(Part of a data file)
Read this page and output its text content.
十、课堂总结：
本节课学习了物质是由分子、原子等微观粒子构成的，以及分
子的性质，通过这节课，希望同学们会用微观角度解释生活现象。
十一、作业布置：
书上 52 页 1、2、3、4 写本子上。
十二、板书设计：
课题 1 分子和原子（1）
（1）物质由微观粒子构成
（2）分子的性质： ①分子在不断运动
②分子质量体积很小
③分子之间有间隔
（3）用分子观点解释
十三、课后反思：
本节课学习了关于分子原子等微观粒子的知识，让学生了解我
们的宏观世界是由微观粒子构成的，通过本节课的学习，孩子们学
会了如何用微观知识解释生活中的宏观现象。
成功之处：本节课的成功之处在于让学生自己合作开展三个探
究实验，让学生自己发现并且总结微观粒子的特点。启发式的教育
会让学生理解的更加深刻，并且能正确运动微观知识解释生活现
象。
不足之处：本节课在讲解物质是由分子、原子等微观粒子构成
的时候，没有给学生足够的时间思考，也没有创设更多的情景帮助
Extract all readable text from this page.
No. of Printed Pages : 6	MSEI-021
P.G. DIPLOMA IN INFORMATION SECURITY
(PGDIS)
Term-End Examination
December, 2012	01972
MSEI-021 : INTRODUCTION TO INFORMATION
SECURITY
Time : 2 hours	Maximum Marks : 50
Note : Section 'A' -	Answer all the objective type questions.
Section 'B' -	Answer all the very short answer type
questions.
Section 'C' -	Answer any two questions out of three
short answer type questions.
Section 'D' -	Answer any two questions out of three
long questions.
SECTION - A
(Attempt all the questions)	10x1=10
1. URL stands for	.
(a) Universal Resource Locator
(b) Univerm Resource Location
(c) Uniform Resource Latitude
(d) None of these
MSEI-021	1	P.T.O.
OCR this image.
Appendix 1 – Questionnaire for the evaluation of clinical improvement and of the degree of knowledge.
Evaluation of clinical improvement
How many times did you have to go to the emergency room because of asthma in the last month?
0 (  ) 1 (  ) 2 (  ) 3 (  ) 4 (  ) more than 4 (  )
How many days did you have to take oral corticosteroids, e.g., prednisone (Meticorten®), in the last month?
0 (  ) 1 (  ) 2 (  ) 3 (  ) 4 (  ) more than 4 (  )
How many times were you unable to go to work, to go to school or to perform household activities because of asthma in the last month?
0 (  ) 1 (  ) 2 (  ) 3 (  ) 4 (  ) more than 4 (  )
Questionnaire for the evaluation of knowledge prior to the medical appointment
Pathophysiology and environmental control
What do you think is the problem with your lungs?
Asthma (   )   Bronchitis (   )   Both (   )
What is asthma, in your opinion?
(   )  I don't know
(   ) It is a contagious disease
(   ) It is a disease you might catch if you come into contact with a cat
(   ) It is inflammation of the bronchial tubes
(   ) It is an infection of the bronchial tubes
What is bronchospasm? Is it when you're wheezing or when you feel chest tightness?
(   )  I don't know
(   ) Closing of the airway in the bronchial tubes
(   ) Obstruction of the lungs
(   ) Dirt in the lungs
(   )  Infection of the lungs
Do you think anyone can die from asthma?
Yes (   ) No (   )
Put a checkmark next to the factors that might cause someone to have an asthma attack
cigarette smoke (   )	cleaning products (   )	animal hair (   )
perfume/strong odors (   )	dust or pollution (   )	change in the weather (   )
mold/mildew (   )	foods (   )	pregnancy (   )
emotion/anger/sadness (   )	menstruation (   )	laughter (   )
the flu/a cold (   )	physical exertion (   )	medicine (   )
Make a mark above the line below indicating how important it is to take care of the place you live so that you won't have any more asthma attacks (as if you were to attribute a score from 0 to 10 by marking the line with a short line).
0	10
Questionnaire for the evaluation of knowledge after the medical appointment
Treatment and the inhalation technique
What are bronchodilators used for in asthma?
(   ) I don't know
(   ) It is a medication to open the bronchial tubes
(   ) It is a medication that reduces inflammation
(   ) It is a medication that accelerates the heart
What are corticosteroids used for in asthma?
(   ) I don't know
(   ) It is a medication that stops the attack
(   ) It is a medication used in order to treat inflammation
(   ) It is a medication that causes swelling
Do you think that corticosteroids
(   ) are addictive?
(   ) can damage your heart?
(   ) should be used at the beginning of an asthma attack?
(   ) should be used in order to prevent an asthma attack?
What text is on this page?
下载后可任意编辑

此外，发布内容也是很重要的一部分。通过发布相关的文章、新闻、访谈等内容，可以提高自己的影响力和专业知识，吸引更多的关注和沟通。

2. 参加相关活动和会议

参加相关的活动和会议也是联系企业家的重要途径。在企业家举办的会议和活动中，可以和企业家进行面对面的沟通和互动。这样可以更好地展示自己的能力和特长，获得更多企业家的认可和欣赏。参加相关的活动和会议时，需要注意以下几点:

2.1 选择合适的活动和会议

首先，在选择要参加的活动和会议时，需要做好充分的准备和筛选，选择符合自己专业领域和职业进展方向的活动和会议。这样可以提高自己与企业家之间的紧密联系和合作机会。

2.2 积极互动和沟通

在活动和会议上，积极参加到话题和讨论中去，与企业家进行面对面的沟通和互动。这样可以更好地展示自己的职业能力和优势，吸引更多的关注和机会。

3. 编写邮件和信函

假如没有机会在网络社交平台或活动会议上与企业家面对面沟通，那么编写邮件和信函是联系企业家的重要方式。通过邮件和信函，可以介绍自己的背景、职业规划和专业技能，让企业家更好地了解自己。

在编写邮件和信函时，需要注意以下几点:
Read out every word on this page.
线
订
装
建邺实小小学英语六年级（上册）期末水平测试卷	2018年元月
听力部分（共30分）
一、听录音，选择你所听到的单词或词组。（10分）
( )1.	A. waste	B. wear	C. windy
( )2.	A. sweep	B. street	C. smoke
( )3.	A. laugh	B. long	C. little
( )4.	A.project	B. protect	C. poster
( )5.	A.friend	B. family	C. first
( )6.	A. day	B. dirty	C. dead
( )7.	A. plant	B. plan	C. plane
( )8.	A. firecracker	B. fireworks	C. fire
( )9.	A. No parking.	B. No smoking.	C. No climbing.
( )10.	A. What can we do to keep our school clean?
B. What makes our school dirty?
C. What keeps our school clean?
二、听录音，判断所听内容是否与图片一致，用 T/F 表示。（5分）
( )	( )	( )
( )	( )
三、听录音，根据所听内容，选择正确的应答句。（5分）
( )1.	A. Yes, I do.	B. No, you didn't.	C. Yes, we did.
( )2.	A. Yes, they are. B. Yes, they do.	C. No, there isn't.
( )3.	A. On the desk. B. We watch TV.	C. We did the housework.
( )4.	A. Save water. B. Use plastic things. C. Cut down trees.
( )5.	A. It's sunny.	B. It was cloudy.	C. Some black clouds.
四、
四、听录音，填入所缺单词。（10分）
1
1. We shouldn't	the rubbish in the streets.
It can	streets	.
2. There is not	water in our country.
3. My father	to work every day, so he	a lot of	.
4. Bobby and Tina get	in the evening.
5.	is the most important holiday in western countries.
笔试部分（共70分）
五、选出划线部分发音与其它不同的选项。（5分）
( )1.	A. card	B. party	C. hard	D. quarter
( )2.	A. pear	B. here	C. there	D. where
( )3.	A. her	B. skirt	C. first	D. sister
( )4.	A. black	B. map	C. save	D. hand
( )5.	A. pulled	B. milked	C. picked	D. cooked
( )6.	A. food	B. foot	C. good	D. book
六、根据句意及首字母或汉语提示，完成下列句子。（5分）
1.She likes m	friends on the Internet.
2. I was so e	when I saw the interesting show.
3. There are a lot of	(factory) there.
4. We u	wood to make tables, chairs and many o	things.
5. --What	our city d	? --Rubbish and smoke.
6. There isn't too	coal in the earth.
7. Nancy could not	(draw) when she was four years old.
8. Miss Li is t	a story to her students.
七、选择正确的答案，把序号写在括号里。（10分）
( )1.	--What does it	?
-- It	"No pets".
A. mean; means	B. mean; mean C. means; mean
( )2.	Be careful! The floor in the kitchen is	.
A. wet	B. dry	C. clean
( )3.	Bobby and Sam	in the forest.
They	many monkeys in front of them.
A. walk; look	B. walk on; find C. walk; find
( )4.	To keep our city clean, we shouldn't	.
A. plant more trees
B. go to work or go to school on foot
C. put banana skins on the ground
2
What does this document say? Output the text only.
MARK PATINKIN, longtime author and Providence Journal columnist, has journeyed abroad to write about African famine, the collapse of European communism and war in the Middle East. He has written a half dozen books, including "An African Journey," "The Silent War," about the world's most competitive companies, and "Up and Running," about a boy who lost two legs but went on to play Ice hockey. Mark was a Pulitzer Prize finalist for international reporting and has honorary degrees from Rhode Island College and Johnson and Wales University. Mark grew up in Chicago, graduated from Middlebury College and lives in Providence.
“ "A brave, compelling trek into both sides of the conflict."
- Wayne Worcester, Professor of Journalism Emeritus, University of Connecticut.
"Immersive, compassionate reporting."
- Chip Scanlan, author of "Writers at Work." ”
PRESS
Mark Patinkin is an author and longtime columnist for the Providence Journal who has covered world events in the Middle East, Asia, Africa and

== What you need to do ==
Whichever lines contain the string "smoke", select and copy them.

== The response ==
cigarette smoke (   )	cleaning products (   )	animal hair (   )
( )2.	A. sweep	B. street	C. smoke
5. --What	our city d	? --Rubbish and smoke.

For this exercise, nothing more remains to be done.